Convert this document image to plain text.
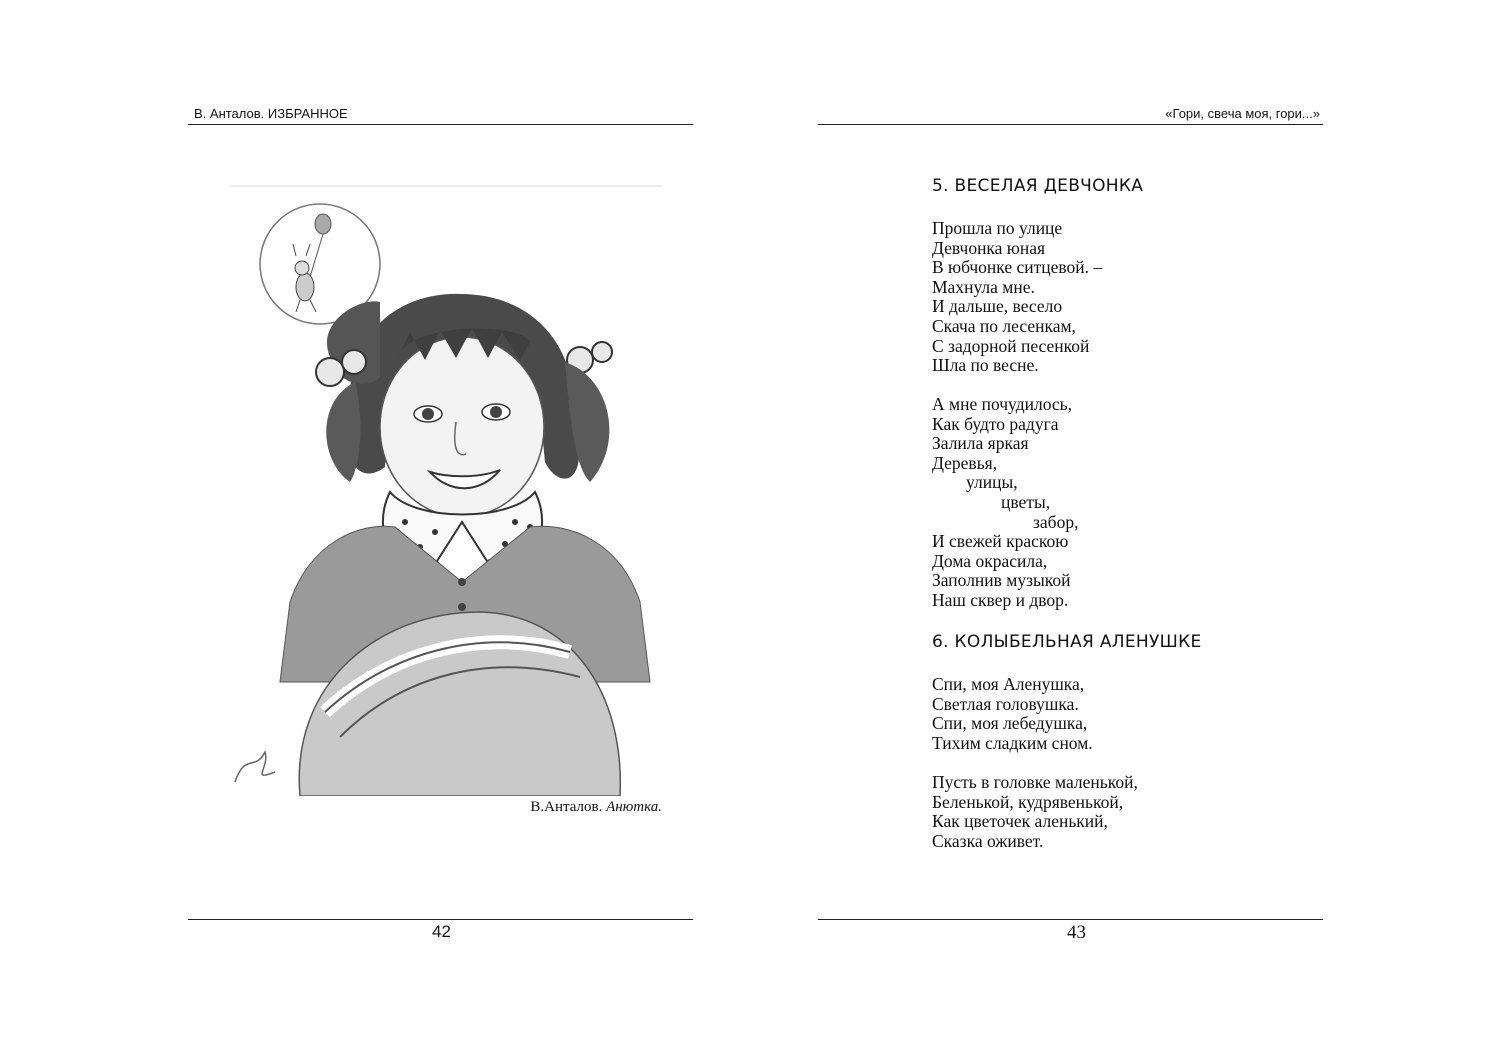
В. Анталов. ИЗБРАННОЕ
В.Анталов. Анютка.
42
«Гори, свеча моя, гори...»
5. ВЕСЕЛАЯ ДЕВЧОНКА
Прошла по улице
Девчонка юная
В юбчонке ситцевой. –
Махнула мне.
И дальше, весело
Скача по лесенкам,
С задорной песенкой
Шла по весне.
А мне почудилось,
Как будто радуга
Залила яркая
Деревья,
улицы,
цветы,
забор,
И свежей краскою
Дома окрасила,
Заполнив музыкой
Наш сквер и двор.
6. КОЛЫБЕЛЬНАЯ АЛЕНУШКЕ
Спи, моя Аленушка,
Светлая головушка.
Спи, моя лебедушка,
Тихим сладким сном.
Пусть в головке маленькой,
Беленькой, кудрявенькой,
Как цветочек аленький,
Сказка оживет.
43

▬▬▬

Given problem
All of the data above should be transcribed verbatim, with pictures omitted.

Full response
Convert this document image to plain text.
В. Анталов. ИЗБРАННОЕ
В.Анталов. Анютка.
42
«Гори, свеча моя, гори...»
5. ВЕСЕЛАЯ ДЕВЧОНКА
Прошла по улице
Девчонка юная
В юбчонке ситцевой. –
Махнула мне.
И дальше, весело
Скача по лесенкам,
С задорной песенкой
Шла по весне.
А мне почудилось,
Как будто радуга
Залила яркая
Деревья,
улицы,
цветы,
забор,
И свежей краскою
Дома окрасила,
Заполнив музыкой
Наш сквер и двор.
6. КОЛЫБЕЛЬНАЯ АЛЕНУШКЕ
Спи, моя Аленушка,
Светлая головушка.
Спи, моя лебедушка,
Тихим сладким сном.
Пусть в головке маленькой,
Беленькой, кудрявенькой,
Как цветочек аленький,
Сказка оживет.
43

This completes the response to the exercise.